◆ **WHAT IS BEING ASKED**
Transcribe every one of the records below word for word, omitting the pictures.

Stored data:
====================

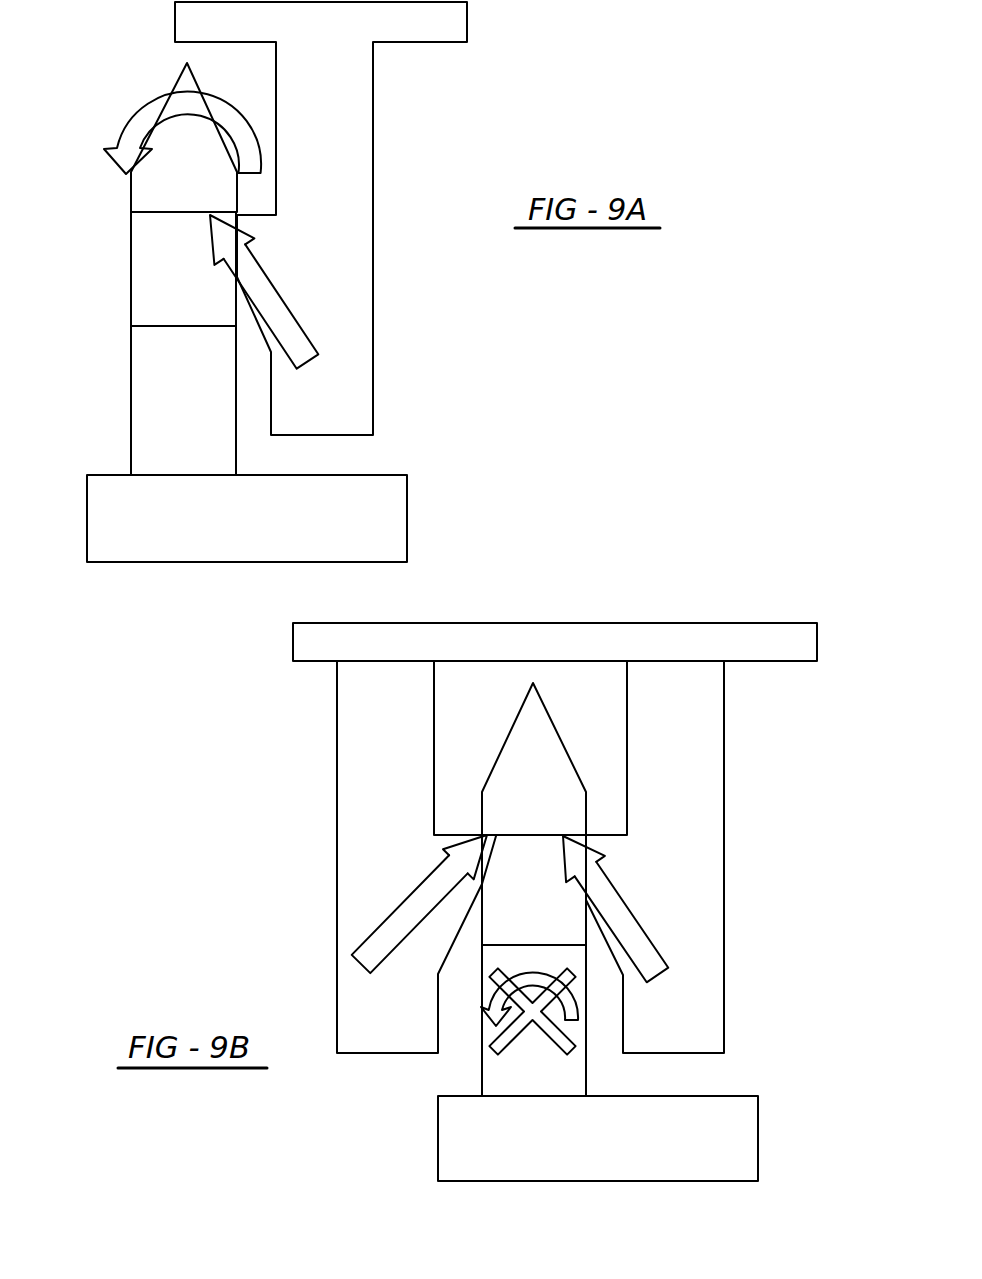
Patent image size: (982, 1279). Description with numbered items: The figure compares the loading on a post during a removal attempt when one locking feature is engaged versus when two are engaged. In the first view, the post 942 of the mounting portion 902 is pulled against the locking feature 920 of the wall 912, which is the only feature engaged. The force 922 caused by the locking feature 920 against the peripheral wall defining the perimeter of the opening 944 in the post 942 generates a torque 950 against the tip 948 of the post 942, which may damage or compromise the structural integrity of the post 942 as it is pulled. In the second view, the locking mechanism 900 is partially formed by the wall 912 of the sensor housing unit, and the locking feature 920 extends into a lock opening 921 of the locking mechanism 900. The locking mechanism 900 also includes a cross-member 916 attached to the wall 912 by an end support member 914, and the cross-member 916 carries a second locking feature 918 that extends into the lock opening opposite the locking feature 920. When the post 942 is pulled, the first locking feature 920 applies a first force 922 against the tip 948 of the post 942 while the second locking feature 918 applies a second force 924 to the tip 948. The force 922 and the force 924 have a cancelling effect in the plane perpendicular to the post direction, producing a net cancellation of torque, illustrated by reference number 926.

In FIG. 9B, the locking mechanism 900 is at (750, 585).
In FIG. 9A, the mounting portion 902 is at (375, 523).
In FIG. 9B, the mounting portion 902 is at (733, 1133).
In FIG. 9A, the wall 912 is at (353, 93).
In FIG. 9B, the wall 912 is at (685, 752).
In FIG. 9B, the end support member 914 is at (538, 637).
In FIG. 9B, the cross-member 916 is at (372, 750).
In FIG. 9B, the second locking feature 918 is at (437, 842).
In FIG. 9A, the first locking feature 920 is at (260, 223).
In FIG. 9B, the first locking feature 920 is at (610, 843).
In FIG. 9B, the lock opening 921 is at (476, 697).
In FIG. 9A, the first force 922 is at (308, 333).
In FIG. 9B, the first force 922 is at (648, 935).
In FIG. 9B, the second force 924 is at (387, 917).
In FIG. 9B, the net cancellation of torque 926 is at (525, 1033).
In FIG. 9A, the post 942 is at (103, 375).
In FIG. 9B, the post 942 is at (546, 1066).
In FIG. 9A, the opening 944 is at (172, 253).
In FIG. 9B, the opening 944 is at (525, 902).
In FIG. 9A, the tip 948 is at (188, 153).
In FIG. 9B, the tip 948 is at (530, 740).
In FIG. 9A, the torque 950 is at (150, 100).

====================

◆ **RESULT FOR THIS TASK**
Patent image size: (982, 1279). Description with numbered items: The figure compares the loading on a post during a removal attempt when one locking feature is engaged versus when two are engaged. In the first view, the post 942 of the mounting portion 902 is pulled against the locking feature 920 of the wall 912, which is the only feature engaged. The force 922 caused by the locking feature 920 against the peripheral wall defining the perimeter of the opening 944 in the post 942 generates a torque 950 against the tip 948 of the post 942, which may damage or compromise the structural integrity of the post 942 as it is pulled. In the second view, the locking mechanism 900 is partially formed by the wall 912 of the sensor housing unit, and the locking feature 920 extends into a lock opening 921 of the locking mechanism 900. The locking mechanism 900 also includes a cross-member 916 attached to the wall 912 by an end support member 914, and the cross-member 916 carries a second locking feature 918 that extends into the lock opening opposite the locking feature 920. When the post 942 is pulled, the first locking feature 920 applies a first force 922 against the tip 948 of the post 942 while the second locking feature 918 applies a second force 924 to the tip 948. The force 922 and the force 924 have a cancelling effect in the plane perpendicular to the post direction, producing a net cancellation of torque, illustrated by reference number 926.

In FIG. 9B, the locking mechanism 900 is at (750, 585).
In FIG. 9A, the mounting portion 902 is at (375, 523).
In FIG. 9B, the mounting portion 902 is at (733, 1133).
In FIG. 9A, the wall 912 is at (353, 93).
In FIG. 9B, the wall 912 is at (685, 752).
In FIG. 9B, the end support member 914 is at (538, 637).
In FIG. 9B, the cross-member 916 is at (372, 750).
In FIG. 9B, the second locking feature 918 is at (437, 842).
In FIG. 9A, the first locking feature 920 is at (260, 223).
In FIG. 9B, the first locking feature 920 is at (610, 843).
In FIG. 9B, the lock opening 921 is at (476, 697).
In FIG. 9A, the first force 922 is at (308, 333).
In FIG. 9B, the first force 922 is at (648, 935).
In FIG. 9B, the second force 924 is at (387, 917).
In FIG. 9B, the net cancellation of torque 926 is at (525, 1033).
In FIG. 9A, the post 942 is at (103, 375).
In FIG. 9B, the post 942 is at (546, 1066).
In FIG. 9A, the opening 944 is at (172, 253).
In FIG. 9B, the opening 944 is at (525, 902).
In FIG. 9A, the tip 948 is at (188, 153).
In FIG. 9B, the tip 948 is at (530, 740).
In FIG. 9A, the torque 950 is at (150, 100).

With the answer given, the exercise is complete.